--- START ---

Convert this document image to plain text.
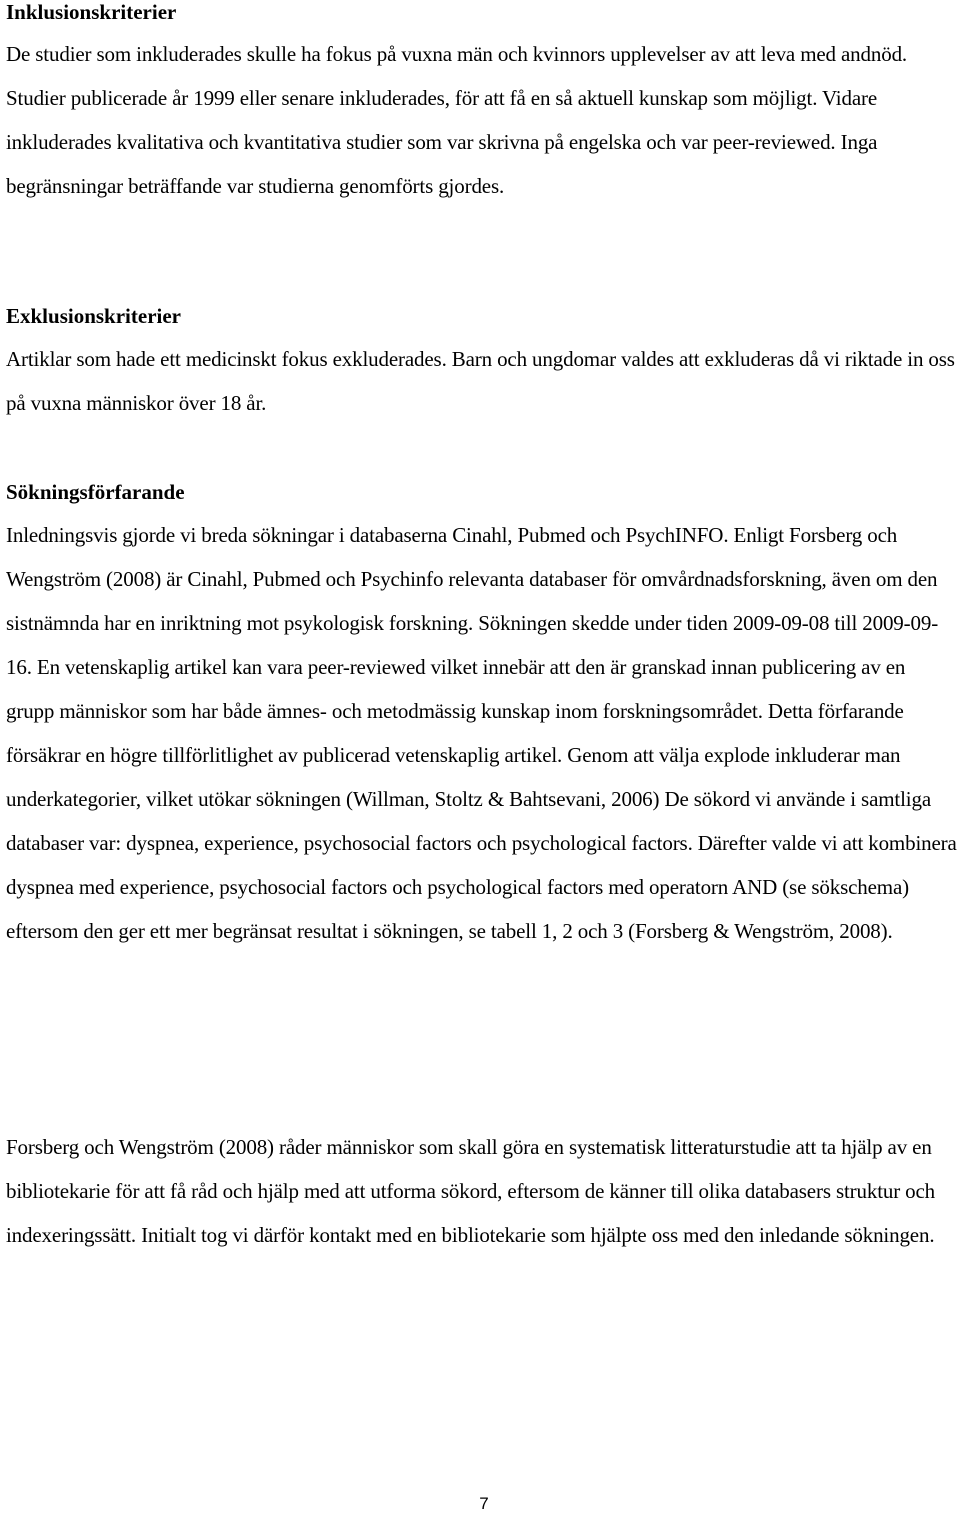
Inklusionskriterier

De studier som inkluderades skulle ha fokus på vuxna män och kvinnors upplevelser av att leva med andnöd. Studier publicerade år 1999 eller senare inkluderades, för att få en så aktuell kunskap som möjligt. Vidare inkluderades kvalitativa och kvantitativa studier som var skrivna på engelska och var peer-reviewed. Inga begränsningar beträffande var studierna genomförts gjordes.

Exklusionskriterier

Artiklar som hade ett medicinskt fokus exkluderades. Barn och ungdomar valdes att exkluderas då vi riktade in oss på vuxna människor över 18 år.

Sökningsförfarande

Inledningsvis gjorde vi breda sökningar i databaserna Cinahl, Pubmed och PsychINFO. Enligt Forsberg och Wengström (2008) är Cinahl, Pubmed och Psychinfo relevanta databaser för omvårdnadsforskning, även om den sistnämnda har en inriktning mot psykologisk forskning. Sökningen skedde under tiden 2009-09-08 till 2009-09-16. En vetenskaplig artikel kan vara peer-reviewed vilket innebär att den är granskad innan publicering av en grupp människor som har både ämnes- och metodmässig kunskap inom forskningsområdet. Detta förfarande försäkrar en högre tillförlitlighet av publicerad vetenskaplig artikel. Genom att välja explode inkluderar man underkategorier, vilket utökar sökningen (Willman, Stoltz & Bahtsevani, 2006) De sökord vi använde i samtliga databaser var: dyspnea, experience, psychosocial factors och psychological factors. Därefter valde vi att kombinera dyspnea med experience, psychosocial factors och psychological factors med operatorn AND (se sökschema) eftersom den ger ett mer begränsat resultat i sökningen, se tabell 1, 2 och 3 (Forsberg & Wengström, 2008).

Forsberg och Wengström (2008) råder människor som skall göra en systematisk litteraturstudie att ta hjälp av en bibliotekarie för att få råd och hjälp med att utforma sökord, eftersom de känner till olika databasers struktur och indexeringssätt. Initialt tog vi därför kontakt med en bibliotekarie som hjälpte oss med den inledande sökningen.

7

--- END ---

Task to carry out:
Reply with only the number of lines in the material above where the string "peer" appears.

Task response:
2